Stated goal: Take the entries below and print all of them exactly, please.
Listing start
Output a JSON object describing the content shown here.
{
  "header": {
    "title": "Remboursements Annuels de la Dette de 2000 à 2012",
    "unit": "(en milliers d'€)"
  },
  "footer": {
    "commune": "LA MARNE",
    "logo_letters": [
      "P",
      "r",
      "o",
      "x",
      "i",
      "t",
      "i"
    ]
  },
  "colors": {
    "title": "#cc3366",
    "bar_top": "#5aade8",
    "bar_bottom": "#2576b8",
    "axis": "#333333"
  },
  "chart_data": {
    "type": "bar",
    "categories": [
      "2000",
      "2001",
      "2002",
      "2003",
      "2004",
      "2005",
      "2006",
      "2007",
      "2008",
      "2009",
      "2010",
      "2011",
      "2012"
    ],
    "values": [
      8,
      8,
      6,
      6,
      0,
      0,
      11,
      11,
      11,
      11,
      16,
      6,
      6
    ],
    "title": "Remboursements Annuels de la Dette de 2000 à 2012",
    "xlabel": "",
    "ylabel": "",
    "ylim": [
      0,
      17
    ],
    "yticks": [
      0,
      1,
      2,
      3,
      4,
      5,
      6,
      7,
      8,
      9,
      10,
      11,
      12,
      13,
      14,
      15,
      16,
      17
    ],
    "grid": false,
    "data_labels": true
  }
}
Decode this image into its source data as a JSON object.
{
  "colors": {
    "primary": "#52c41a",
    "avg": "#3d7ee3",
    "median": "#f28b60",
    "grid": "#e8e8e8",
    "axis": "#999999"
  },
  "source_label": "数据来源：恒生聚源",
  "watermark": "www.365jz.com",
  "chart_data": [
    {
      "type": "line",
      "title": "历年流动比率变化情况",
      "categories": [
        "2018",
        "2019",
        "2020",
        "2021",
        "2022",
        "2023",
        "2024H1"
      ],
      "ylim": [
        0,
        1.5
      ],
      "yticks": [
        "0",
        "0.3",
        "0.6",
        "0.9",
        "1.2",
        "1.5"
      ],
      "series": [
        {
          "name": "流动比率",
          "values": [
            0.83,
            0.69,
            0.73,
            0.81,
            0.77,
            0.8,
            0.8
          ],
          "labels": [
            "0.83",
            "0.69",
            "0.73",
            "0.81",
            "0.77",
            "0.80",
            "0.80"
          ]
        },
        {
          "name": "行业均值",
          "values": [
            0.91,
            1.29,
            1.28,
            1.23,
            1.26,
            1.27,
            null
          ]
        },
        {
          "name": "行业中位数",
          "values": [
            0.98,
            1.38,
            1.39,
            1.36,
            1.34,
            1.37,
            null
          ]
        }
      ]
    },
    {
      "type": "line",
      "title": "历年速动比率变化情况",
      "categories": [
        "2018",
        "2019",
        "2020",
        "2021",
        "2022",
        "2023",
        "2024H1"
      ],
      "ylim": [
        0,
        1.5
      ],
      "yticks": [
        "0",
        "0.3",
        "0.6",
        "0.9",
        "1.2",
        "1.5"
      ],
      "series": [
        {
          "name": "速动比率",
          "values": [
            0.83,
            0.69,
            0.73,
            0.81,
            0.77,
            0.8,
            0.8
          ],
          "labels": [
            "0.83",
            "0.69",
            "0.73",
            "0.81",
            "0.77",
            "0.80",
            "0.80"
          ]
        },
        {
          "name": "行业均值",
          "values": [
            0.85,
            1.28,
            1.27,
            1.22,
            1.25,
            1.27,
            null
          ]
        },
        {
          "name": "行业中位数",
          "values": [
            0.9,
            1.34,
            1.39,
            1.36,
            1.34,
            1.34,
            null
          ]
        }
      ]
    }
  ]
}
Listing end
Exercise result:
Output a JSON object describing the content shown here.
{
  "header": {
    "title": "Remboursements Annuels de la Dette de 2000 à 2012",
    "unit": "(en milliers d'€)"
  },
  "footer": {
    "commune": "LA MARNE",
    "logo_letters": [
      "P",
      "r",
      "o",
      "x",
      "i",
      "t",
      "i"
    ]
  },
  "colors": {
    "title": "#cc3366",
    "bar_top": "#5aade8",
    "bar_bottom": "#2576b8",
    "axis": "#333333"
  },
  "chart_data": {
    "type": "bar",
    "categories": [
      "2000",
      "2001",
      "2002",
      "2003",
      "2004",
      "2005",
      "2006",
      "2007",
      "2008",
      "2009",
      "2010",
      "2011",
      "2012"
    ],
    "values": [
      8,
      8,
      6,
      6,
      0,
      0,
      11,
      11,
      11,
      11,
      16,
      6,
      6
    ],
    "title": "Remboursements Annuels de la Dette de 2000 à 2012",
    "xlabel": "",
    "ylabel": "",
    "ylim": [
      0,
      17
    ],
    "yticks": [
      0,
      1,
      2,
      3,
      4,
      5,
      6,
      7,
      8,
      9,
      10,
      11,
      12,
      13,
      14,
      15,
      16,
      17
    ],
    "grid": false,
    "data_labels": true
  }
}
Decode this image into its source data as a JSON object.
{
  "colors": {
    "primary": "#52c41a",
    "avg": "#3d7ee3",
    "median": "#f28b60",
    "grid": "#e8e8e8",
    "axis": "#999999"
  },
  "source_label": "数据来源：恒生聚源",
  "watermark": "www.365jz.com",
  "chart_data": [
    {
      "type": "line",
      "title": "历年流动比率变化情况",
      "categories": [
        "2018",
        "2019",
        "2020",
        "2021",
        "2022",
        "2023",
        "2024H1"
      ],
      "ylim": [
        0,
        1.5
      ],
      "yticks": [
        "0",
        "0.3",
        "0.6",
        "0.9",
        "1.2",
        "1.5"
      ],
      "series": [
        {
          "name": "流动比率",
          "values": [
            0.83,
            0.69,
            0.73,
            0.81,
            0.77,
            0.8,
            0.8
          ],
          "labels": [
            "0.83",
            "0.69",
            "0.73",
            "0.81",
            "0.77",
            "0.80",
            "0.80"
          ]
        },
        {
          "name": "行业均值",
          "values": [
            0.91,
            1.29,
            1.28,
            1.23,
            1.26,
            1.27,
            null
          ]
        },
        {
          "name": "行业中位数",
          "values": [
            0.98,
            1.38,
            1.39,
            1.36,
            1.34,
            1.37,
            null
          ]
        }
      ]
    },
    {
      "type": "line",
      "title": "历年速动比率变化情况",
      "categories": [
        "2018",
        "2019",
        "2020",
        "2021",
        "2022",
        "2023",
        "2024H1"
      ],
      "ylim": [
        0,
        1.5
      ],
      "yticks": [
        "0",
        "0.3",
        "0.6",
        "0.9",
        "1.2",
        "1.5"
      ],
      "series": [
        {
          "name": "速动比率",
          "values": [
            0.83,
            0.69,
            0.73,
            0.81,
            0.77,
            0.8,
            0.8
          ],
          "labels": [
            "0.83",
            "0.69",
            "0.73",
            "0.81",
            "0.77",
            "0.80",
            "0.80"
          ]
        },
        {
          "name": "行业均值",
          "values": [
            0.85,
            1.28,
            1.27,
            1.22,
            1.25,
            1.27,
            null
          ]
        },
        {
          "name": "行业中位数",
          "values": [
            0.9,
            1.34,
            1.39,
            1.36,
            1.34,
            1.34,
            null
          ]
        }
      ]
    }
  ]
}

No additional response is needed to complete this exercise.